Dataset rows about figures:

○ ○ ○

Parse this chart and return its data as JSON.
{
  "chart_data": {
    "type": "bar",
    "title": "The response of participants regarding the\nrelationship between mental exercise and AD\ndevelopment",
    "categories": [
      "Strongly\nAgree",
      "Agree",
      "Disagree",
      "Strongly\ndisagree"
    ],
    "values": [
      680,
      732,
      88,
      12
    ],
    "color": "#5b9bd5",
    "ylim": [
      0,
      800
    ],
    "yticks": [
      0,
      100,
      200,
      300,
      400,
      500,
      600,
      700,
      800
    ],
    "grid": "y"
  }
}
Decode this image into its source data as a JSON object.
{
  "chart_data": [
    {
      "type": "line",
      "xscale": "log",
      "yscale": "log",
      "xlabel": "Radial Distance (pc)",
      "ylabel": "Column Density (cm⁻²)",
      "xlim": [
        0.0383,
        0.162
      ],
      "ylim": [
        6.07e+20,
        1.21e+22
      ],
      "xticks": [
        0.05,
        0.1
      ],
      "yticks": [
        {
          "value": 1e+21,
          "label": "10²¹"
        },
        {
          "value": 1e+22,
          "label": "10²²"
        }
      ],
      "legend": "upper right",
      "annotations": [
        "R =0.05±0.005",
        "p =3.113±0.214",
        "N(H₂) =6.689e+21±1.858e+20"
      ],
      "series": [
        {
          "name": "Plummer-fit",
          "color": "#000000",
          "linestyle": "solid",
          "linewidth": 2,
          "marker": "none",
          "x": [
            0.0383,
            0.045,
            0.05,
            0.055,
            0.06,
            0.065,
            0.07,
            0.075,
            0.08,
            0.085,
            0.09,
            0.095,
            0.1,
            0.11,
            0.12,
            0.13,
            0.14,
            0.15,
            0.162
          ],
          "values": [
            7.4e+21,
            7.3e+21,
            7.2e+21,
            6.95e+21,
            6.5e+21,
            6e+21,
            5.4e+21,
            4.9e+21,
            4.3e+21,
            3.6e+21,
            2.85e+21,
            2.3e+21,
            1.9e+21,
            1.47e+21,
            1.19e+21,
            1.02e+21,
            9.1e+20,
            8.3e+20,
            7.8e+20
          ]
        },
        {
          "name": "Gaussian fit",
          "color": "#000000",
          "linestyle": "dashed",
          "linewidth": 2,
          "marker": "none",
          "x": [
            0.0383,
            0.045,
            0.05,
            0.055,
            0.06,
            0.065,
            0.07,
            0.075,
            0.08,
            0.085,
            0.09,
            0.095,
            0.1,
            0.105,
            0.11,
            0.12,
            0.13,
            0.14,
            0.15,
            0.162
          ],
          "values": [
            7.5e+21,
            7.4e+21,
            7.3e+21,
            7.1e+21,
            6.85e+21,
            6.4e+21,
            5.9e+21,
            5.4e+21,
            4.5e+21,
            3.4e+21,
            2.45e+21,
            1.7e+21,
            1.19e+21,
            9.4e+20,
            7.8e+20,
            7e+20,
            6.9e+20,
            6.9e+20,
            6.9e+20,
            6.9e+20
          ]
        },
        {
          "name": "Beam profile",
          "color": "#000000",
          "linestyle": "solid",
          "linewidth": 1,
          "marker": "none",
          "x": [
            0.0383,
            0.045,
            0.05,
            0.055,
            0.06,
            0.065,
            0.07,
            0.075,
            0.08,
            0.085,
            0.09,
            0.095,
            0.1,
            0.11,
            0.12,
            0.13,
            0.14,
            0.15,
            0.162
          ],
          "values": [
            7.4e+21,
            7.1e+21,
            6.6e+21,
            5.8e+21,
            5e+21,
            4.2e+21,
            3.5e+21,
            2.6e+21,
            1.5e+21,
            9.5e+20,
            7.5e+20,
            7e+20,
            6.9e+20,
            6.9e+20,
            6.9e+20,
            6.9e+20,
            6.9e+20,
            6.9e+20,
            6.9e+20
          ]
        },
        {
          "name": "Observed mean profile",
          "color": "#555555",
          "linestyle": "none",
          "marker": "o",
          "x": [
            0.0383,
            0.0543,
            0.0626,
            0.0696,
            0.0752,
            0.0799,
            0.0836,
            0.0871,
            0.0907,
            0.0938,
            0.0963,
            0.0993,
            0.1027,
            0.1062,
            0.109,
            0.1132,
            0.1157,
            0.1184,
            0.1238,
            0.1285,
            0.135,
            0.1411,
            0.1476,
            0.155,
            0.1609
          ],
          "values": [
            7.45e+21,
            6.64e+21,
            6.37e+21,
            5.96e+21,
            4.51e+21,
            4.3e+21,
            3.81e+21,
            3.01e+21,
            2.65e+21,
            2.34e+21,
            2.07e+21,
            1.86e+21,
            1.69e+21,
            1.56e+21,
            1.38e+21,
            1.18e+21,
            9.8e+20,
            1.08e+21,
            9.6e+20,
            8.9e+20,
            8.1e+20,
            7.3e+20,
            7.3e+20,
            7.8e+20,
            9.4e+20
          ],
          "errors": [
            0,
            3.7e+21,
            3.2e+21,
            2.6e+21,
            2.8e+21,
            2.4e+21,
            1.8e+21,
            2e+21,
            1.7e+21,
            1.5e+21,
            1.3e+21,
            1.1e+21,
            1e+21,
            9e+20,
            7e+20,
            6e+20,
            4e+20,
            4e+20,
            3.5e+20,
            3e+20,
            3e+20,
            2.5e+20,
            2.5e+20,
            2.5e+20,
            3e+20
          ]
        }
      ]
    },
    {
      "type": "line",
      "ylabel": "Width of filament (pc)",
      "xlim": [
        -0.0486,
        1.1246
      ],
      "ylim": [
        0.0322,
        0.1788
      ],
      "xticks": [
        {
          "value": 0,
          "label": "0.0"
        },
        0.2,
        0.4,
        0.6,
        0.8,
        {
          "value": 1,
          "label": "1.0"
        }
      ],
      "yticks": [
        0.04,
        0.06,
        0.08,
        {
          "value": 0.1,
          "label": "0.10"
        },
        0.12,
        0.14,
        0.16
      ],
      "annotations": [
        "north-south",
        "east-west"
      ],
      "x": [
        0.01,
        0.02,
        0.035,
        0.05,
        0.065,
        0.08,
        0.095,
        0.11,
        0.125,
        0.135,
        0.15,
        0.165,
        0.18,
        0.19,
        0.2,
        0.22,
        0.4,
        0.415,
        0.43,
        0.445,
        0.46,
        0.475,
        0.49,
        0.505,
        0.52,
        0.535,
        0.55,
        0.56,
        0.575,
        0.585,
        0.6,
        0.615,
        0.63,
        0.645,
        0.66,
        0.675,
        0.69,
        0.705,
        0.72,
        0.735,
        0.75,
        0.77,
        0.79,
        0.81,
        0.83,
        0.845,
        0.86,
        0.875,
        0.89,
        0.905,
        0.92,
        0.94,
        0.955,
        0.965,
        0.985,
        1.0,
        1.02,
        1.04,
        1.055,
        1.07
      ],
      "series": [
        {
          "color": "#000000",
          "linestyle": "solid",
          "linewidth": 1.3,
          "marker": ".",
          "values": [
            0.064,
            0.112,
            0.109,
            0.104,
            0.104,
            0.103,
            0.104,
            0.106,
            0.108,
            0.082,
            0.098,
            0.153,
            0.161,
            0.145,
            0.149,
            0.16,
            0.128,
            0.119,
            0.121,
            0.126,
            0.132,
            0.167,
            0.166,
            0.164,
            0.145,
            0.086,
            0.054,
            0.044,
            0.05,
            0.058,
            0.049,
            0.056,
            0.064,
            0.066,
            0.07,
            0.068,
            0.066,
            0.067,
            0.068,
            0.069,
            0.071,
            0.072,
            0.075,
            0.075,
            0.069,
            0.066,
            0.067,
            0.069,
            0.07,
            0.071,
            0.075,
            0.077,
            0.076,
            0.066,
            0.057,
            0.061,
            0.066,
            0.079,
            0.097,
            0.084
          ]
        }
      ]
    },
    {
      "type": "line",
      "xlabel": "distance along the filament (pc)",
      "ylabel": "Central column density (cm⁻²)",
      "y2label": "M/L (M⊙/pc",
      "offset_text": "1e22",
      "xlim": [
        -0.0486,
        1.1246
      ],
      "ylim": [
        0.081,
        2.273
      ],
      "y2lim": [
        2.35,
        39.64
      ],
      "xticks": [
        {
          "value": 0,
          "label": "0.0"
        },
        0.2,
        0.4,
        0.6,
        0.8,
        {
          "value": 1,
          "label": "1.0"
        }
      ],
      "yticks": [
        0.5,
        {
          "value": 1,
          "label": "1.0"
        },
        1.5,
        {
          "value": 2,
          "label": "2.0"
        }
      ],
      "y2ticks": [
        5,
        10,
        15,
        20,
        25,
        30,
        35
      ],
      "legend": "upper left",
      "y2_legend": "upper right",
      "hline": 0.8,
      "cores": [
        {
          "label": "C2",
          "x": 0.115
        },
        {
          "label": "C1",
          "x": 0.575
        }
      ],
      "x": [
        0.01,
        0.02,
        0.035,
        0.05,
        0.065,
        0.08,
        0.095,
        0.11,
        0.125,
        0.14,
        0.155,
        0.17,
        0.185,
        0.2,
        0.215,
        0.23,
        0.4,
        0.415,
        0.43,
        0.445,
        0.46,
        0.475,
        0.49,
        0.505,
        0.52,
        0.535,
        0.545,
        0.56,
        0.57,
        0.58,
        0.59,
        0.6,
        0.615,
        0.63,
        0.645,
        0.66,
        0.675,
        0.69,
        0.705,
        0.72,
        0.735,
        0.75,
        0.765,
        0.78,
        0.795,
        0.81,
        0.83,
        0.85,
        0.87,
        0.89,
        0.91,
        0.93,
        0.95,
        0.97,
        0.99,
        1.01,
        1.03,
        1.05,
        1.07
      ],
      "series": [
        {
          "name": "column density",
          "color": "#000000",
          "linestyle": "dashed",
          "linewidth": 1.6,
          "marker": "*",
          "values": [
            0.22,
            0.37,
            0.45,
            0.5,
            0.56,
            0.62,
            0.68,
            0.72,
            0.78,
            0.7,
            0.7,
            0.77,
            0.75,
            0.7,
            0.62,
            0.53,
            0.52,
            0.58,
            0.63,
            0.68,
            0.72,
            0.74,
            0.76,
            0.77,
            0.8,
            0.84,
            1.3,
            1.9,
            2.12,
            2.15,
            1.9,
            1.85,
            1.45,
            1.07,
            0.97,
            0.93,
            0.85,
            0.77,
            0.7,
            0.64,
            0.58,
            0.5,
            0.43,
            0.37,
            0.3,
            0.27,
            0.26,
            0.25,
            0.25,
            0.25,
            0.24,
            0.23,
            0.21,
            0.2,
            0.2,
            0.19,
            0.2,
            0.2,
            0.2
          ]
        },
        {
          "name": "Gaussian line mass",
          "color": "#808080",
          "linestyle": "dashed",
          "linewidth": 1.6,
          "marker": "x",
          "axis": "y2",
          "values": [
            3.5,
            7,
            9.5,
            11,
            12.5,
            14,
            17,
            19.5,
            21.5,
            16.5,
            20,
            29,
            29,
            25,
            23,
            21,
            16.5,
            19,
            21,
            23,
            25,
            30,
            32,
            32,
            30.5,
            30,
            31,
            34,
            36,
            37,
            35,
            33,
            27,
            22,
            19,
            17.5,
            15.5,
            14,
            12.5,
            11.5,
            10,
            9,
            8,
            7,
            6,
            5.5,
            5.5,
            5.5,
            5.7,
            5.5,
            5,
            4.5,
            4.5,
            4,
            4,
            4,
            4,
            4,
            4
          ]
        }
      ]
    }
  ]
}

○ ○ ○

Aim. Show each line of the data that contains the string "xlabel".

Finished answer.
      "xlabel": "Radial Distance (pc)",
      "xlabel": "distance along the filament (pc)",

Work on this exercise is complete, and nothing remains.